** SET TASK **
Return the listing below word for word.
━━━━━ MATERIAL PROVIDED ━━━━━
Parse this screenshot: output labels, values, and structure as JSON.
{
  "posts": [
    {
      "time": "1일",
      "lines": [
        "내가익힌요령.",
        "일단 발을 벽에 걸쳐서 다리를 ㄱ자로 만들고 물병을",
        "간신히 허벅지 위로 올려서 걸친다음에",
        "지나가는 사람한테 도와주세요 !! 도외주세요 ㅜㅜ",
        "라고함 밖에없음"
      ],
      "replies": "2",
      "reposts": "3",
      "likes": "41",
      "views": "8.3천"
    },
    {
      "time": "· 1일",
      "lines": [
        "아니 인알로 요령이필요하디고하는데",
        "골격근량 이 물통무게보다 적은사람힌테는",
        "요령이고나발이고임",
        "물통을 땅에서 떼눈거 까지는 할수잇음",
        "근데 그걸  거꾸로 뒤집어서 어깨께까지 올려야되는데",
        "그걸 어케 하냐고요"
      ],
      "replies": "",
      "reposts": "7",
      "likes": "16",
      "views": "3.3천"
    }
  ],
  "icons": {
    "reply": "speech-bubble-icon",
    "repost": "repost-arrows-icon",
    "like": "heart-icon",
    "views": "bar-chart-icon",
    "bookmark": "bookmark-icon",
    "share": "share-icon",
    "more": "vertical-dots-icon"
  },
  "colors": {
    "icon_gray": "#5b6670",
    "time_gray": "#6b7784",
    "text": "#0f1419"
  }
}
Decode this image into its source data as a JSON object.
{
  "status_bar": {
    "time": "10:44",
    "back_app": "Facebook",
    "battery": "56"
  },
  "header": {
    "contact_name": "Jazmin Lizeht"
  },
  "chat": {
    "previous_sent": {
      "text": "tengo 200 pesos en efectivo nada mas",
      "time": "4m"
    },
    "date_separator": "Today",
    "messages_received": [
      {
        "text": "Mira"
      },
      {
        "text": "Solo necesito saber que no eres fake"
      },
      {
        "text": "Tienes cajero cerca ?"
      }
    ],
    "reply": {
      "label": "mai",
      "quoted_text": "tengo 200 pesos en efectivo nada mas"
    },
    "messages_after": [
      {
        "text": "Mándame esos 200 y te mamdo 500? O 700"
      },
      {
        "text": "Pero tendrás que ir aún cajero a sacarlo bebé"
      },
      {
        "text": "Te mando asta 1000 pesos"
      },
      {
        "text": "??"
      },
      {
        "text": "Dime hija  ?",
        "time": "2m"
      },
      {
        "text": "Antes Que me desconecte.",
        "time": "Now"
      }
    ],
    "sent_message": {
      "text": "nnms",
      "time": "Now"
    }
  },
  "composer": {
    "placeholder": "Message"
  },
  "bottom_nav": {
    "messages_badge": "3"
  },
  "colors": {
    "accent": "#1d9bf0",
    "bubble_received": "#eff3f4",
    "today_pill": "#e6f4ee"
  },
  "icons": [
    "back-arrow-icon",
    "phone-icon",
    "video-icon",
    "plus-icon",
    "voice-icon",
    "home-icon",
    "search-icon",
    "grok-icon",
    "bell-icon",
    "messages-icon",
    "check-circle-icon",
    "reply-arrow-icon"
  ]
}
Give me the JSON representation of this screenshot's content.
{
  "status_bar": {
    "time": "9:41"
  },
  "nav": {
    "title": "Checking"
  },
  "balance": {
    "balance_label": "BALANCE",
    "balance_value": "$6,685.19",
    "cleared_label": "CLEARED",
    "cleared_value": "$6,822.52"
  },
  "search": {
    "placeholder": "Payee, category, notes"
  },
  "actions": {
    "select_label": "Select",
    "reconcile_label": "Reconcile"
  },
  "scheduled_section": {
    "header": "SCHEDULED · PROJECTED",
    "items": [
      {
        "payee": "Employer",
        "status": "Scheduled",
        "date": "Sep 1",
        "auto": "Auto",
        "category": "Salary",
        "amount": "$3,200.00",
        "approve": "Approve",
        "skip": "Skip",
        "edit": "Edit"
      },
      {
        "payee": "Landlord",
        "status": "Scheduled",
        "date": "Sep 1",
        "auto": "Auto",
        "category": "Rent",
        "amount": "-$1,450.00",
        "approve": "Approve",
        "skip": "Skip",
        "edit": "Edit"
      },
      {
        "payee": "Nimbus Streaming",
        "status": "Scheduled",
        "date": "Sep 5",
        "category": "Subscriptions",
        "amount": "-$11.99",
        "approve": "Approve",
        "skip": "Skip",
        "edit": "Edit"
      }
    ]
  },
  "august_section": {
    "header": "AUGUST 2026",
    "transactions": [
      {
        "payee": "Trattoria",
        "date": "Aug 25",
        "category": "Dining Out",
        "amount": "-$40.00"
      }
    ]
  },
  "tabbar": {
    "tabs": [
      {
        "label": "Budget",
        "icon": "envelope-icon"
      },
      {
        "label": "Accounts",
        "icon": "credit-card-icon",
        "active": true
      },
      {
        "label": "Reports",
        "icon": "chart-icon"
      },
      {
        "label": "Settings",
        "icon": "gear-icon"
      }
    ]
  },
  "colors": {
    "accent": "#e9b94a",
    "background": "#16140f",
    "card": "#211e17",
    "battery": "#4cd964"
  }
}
━━━━━
** RESULT FOR THIS TASK **
Parse this screenshot: output labels, values, and structure as JSON.
{
  "posts": [
    {
      "time": "1일",
      "lines": [
        "내가익힌요령.",
        "일단 발을 벽에 걸쳐서 다리를 ㄱ자로 만들고 물병을",
        "간신히 허벅지 위로 올려서 걸친다음에",
        "지나가는 사람한테 도와주세요 !! 도외주세요 ㅜㅜ",
        "라고함 밖에없음"
      ],
      "replies": "2",
      "reposts": "3",
      "likes": "41",
      "views": "8.3천"
    },
    {
      "time": "· 1일",
      "lines": [
        "아니 인알로 요령이필요하디고하는데",
        "골격근량 이 물통무게보다 적은사람힌테는",
        "요령이고나발이고임",
        "물통을 땅에서 떼눈거 까지는 할수잇음",
        "근데 그걸  거꾸로 뒤집어서 어깨께까지 올려야되는데",
        "그걸 어케 하냐고요"
      ],
      "replies": "",
      "reposts": "7",
      "likes": "16",
      "views": "3.3천"
    }
  ],
  "icons": {
    "reply": "speech-bubble-icon",
    "repost": "repost-arrows-icon",
    "like": "heart-icon",
    "views": "bar-chart-icon",
    "bookmark": "bookmark-icon",
    "share": "share-icon",
    "more": "vertical-dots-icon"
  },
  "colors": {
    "icon_gray": "#5b6670",
    "time_gray": "#6b7784",
    "text": "#0f1419"
  }
}
Decode this image into its source data as a JSON object.
{
  "status_bar": {
    "time": "10:44",
    "back_app": "Facebook",
    "battery": "56"
  },
  "header": {
    "contact_name": "Jazmin Lizeht"
  },
  "chat": {
    "previous_sent": {
      "text": "tengo 200 pesos en efectivo nada mas",
      "time": "4m"
    },
    "date_separator": "Today",
    "messages_received": [
      {
        "text": "Mira"
      },
      {
        "text": "Solo necesito saber que no eres fake"
      },
      {
        "text": "Tienes cajero cerca ?"
      }
    ],
    "reply": {
      "label": "mai",
      "quoted_text": "tengo 200 pesos en efectivo nada mas"
    },
    "messages_after": [
      {
        "text": "Mándame esos 200 y te mamdo 500? O 700"
      },
      {
        "text": "Pero tendrás que ir aún cajero a sacarlo bebé"
      },
      {
        "text": "Te mando asta 1000 pesos"
      },
      {
        "text": "??"
      },
      {
        "text": "Dime hija  ?",
        "time": "2m"
      },
      {
        "text": "Antes Que me desconecte.",
        "time": "Now"
      }
    ],
    "sent_message": {
      "text": "nnms",
      "time": "Now"
    }
  },
  "composer": {
    "placeholder": "Message"
  },
  "bottom_nav": {
    "messages_badge": "3"
  },
  "colors": {
    "accent": "#1d9bf0",
    "bubble_received": "#eff3f4",
    "today_pill": "#e6f4ee"
  },
  "icons": [
    "back-arrow-icon",
    "phone-icon",
    "video-icon",
    "plus-icon",
    "voice-icon",
    "home-icon",
    "search-icon",
    "grok-icon",
    "bell-icon",
    "messages-icon",
    "check-circle-icon",
    "reply-arrow-icon"
  ]
}
Give me the JSON representation of this screenshot's content.
{
  "status_bar": {
    "time": "9:41"
  },
  "nav": {
    "title": "Checking"
  },
  "balance": {
    "balance_label": "BALANCE",
    "balance_value": "$6,685.19",
    "cleared_label": "CLEARED",
    "cleared_value": "$6,822.52"
  },
  "search": {
    "placeholder": "Payee, category, notes"
  },
  "actions": {
    "select_label": "Select",
    "reconcile_label": "Reconcile"
  },
  "scheduled_section": {
    "header": "SCHEDULED · PROJECTED",
    "items": [
      {
        "payee": "Employer",
        "status": "Scheduled",
        "date": "Sep 1",
        "auto": "Auto",
        "category": "Salary",
        "amount": "$3,200.00",
        "approve": "Approve",
        "skip": "Skip",
        "edit": "Edit"
      },
      {
        "payee": "Landlord",
        "status": "Scheduled",
        "date": "Sep 1",
        "auto": "Auto",
        "category": "Rent",
        "amount": "-$1,450.00",
        "approve": "Approve",
        "skip": "Skip",
        "edit": "Edit"
      },
      {
        "payee": "Nimbus Streaming",
        "status": "Scheduled",
        "date": "Sep 5",
        "category": "Subscriptions",
        "amount": "-$11.99",
        "approve": "Approve",
        "skip": "Skip",
        "edit": "Edit"
      }
    ]
  },
  "august_section": {
    "header": "AUGUST 2026",
    "transactions": [
      {
        "payee": "Trattoria",
        "date": "Aug 25",
        "category": "Dining Out",
        "amount": "-$40.00"
      }
    ]
  },
  "tabbar": {
    "tabs": [
      {
        "label": "Budget",
        "icon": "envelope-icon"
      },
      {
        "label": "Accounts",
        "icon": "credit-card-icon",
        "active": true
      },
      {
        "label": "Reports",
        "icon": "chart-icon"
      },
      {
        "label": "Settings",
        "icon": "gear-icon"
      }
    ]
  },
  "colors": {
    "accent": "#e9b94a",
    "background": "#16140f",
    "card": "#211e17",
    "battery": "#4cd964"
  }
}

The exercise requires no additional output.